So I've spent a fair amount of time the past couple of days investigating the two most commonly identified alternatives: MeWe and Pluspora.

(Note that everyone's suggestions on the matter always start with "HELL NO, I'M NOT GOING ANYWHERE NEAR FACEBOOK …" and I feel largely the same way, so …)

Both have some positive aspects. Both have some drawbacks. Here's what I've noted:

MeWe

PRO
— Cleaner, more elegant interface.
— Feels like a professional, finished product.

CON
— Feels Facebooky. Lots of comment nesting and hidden stuff. Lots of white space. Narrow column of content.
— No "public posts" — posts go to followers, or into groups, which would seem to hamper discovery. Groups kind of act like collections, except someone has to find them, then join them.
— The Open Groups selection is largely full of right-wing / Randian / conspiracy theorist / anti-science / men's rights / Trump-and-guns whackadoodles of every variety. There are exceptions, but it's kind of crazy. (The chief of MeWe is a hyper-free-speech conservative/libertarian, so I have the sense a lot of groups that have been booted from Twitter or Facebook have staked out space on MeWe.)
— Almost all of the Open Groups I checked out because the descriptions were of interest were ghost towns, full of dubious posts, or both.
— To look at a group to see if it's worth your time, you have to join it. Then to quit it is a multi-step process.
— No help system I've been able to find.

**Extracted entries:**

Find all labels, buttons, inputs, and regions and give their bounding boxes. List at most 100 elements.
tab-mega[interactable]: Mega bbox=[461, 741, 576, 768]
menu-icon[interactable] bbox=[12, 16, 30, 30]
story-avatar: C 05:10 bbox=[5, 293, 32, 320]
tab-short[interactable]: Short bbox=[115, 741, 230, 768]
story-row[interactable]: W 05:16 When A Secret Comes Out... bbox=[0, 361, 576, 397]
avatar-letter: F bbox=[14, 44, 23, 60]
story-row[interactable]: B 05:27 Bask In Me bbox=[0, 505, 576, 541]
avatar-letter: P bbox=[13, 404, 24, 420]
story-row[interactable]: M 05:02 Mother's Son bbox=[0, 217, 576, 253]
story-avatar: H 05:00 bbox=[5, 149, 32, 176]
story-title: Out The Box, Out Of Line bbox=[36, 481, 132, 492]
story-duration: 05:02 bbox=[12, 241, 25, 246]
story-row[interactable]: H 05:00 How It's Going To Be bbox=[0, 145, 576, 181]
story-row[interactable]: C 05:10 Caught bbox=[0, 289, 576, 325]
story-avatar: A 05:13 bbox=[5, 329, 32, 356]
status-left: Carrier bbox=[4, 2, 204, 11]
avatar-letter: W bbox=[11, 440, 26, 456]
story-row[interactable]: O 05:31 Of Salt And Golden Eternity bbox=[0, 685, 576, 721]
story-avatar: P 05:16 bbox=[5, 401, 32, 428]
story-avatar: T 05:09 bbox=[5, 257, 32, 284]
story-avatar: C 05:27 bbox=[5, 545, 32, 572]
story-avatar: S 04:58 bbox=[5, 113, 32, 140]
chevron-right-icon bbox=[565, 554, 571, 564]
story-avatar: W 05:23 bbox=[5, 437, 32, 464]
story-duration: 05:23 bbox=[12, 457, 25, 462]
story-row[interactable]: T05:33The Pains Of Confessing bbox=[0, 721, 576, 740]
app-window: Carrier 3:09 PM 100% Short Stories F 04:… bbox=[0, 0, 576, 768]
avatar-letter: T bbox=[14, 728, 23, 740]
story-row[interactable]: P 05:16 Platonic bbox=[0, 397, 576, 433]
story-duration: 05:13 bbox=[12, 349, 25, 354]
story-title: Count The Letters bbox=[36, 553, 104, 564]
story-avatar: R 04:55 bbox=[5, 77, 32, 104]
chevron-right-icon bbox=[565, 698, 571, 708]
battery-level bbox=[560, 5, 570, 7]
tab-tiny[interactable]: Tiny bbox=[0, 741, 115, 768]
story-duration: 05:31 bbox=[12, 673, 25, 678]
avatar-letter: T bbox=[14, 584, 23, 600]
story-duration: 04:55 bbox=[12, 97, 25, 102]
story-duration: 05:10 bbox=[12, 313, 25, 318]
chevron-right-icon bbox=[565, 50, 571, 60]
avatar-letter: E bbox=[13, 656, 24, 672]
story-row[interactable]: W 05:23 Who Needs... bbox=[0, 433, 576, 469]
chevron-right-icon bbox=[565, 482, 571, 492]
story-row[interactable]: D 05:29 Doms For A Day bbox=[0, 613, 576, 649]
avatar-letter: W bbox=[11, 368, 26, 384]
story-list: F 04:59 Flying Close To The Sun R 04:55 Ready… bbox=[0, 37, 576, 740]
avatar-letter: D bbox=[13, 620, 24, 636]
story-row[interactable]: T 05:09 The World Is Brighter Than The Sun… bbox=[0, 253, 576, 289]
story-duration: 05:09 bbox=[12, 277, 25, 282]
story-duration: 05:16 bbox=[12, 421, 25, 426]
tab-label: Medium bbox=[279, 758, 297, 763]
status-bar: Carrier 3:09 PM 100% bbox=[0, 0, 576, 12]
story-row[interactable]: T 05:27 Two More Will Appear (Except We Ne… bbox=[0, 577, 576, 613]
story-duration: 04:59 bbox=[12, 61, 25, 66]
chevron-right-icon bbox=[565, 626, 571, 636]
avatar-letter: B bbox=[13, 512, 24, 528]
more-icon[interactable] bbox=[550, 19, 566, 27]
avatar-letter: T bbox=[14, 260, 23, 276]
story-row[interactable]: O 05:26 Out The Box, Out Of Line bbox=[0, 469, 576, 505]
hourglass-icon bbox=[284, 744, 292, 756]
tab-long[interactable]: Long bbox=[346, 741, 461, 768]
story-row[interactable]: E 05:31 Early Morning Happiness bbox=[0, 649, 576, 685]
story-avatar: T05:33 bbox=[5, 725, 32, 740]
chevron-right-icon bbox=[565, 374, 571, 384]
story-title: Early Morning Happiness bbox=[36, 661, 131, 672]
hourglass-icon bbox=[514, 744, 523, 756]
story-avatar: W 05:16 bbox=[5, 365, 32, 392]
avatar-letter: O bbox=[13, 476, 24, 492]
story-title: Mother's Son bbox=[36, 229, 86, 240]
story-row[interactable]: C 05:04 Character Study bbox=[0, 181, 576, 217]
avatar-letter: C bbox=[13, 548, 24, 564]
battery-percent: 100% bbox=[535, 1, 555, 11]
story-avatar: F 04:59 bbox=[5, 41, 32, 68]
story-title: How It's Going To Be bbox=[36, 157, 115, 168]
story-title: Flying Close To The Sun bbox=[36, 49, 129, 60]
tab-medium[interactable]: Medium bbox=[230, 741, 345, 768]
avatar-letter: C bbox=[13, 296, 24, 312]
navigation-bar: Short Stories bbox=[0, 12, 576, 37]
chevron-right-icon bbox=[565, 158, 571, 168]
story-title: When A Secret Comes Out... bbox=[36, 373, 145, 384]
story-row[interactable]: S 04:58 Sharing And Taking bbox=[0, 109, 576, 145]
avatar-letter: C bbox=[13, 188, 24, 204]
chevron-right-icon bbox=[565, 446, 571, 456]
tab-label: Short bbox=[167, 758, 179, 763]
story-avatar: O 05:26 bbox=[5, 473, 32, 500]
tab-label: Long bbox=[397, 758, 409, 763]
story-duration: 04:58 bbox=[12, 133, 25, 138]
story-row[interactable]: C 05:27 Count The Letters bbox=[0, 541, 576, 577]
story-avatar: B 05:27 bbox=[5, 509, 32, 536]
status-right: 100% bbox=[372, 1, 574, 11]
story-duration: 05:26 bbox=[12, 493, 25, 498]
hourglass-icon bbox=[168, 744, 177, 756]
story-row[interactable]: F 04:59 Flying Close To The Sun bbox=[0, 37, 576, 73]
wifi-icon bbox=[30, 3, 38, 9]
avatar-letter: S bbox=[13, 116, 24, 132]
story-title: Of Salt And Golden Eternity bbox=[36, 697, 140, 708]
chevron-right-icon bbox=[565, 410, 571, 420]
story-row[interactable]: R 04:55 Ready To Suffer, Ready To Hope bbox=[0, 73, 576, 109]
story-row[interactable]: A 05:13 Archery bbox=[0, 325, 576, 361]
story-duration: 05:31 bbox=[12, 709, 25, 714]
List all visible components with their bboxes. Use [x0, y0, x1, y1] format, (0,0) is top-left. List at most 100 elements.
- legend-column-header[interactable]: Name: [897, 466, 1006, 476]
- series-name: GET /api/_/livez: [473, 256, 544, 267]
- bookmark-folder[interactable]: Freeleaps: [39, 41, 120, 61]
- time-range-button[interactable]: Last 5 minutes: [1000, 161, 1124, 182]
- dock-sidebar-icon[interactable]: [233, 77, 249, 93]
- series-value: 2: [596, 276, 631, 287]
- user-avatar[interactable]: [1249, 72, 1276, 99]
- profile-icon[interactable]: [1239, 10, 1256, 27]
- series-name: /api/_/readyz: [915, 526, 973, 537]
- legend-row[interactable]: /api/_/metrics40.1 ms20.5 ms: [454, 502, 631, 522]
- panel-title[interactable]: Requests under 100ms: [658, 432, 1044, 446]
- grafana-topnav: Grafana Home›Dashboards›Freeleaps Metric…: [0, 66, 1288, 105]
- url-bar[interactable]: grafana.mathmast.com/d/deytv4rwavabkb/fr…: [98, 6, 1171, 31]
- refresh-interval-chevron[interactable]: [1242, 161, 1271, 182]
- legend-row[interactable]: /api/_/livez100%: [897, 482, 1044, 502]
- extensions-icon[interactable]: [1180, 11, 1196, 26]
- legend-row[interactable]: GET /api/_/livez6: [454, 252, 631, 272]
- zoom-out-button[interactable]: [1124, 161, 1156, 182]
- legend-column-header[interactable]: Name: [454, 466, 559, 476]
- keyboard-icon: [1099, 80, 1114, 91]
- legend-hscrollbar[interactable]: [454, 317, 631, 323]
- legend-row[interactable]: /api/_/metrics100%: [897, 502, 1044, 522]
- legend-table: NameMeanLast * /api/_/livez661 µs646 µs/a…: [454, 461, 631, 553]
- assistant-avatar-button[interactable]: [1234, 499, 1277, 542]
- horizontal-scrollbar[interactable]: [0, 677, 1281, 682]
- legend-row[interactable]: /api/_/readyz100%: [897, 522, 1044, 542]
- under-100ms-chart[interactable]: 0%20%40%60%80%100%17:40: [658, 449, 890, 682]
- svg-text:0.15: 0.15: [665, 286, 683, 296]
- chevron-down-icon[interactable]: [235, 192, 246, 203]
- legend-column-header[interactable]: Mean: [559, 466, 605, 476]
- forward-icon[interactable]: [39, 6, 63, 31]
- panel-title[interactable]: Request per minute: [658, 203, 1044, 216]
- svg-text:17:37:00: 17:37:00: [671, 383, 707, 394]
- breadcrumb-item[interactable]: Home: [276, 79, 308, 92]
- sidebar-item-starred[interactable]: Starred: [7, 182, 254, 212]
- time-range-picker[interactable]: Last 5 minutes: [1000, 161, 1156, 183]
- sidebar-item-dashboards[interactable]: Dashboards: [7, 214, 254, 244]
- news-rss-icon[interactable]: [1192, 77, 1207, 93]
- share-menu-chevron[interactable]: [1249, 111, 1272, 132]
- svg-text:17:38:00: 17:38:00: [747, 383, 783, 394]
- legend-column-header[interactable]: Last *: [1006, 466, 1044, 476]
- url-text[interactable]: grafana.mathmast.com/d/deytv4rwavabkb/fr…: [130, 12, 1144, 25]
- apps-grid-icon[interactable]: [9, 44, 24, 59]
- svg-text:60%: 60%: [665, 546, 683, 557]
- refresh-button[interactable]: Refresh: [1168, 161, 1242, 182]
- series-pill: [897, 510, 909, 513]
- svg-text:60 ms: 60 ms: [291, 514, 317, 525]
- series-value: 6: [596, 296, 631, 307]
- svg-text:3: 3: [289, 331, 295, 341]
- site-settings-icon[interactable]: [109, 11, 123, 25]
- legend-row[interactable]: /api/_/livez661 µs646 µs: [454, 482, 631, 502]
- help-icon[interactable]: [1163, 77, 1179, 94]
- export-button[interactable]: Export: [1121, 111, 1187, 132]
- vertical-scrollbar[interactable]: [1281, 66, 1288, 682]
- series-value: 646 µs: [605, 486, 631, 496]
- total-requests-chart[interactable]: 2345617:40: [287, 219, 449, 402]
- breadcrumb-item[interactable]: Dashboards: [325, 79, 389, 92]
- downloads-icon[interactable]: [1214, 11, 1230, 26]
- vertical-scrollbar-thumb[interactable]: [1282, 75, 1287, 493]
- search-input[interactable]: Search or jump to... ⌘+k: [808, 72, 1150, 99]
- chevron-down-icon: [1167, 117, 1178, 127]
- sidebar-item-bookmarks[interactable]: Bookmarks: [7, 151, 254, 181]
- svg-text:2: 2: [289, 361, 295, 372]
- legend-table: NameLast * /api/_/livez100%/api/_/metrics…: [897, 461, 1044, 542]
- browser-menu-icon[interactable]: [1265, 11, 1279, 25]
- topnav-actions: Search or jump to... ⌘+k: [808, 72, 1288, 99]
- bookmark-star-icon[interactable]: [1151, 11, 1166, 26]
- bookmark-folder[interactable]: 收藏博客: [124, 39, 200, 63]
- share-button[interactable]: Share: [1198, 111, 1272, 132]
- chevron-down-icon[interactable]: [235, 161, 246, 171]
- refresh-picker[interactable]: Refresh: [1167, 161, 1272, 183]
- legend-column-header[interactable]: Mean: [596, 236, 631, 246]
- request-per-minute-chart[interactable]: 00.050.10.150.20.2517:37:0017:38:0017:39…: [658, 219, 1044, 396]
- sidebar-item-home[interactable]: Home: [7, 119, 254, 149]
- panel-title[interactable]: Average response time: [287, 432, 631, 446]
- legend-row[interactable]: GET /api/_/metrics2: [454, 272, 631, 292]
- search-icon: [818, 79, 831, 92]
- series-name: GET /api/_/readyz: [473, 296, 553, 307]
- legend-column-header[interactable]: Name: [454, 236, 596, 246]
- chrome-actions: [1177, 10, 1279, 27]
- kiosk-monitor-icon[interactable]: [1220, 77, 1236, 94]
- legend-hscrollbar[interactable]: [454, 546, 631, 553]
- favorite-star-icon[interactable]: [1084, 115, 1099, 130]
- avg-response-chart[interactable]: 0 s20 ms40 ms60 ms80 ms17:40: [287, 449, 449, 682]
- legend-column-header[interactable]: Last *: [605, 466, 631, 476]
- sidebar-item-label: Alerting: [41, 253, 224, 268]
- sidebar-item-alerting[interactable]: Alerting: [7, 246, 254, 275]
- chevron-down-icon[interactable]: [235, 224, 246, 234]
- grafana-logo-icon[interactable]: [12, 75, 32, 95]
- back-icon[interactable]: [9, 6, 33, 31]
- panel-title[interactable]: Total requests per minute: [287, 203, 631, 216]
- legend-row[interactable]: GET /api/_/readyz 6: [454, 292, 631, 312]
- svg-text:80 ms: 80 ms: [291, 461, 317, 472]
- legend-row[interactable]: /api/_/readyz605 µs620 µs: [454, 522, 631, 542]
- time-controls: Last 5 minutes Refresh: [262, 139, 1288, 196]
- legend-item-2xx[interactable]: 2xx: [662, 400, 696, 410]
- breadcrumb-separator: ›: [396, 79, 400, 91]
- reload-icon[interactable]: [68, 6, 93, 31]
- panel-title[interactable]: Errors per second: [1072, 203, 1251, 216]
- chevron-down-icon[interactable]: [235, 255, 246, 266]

**Tasks to complete:**
**a.** Set down the passage of the MeWe review starting at "(Note that everyone's" and ending at "same way, so …)".
**b.** In the MeWe review, list each slash-separated label used to describe the whackadoodles who largely fill the Open Groups selection.

**Results:**
**a.**
(Note that everyone's suggestions on the matter always start with "HELL NO, I'M NOT GOING ANYWHERE NEAR FACEBOOK …" and I feel largely the same way, so …)

**b.**
right-wing
Randian
conspiracy theorist
anti-science
men's rights
Trump-and-guns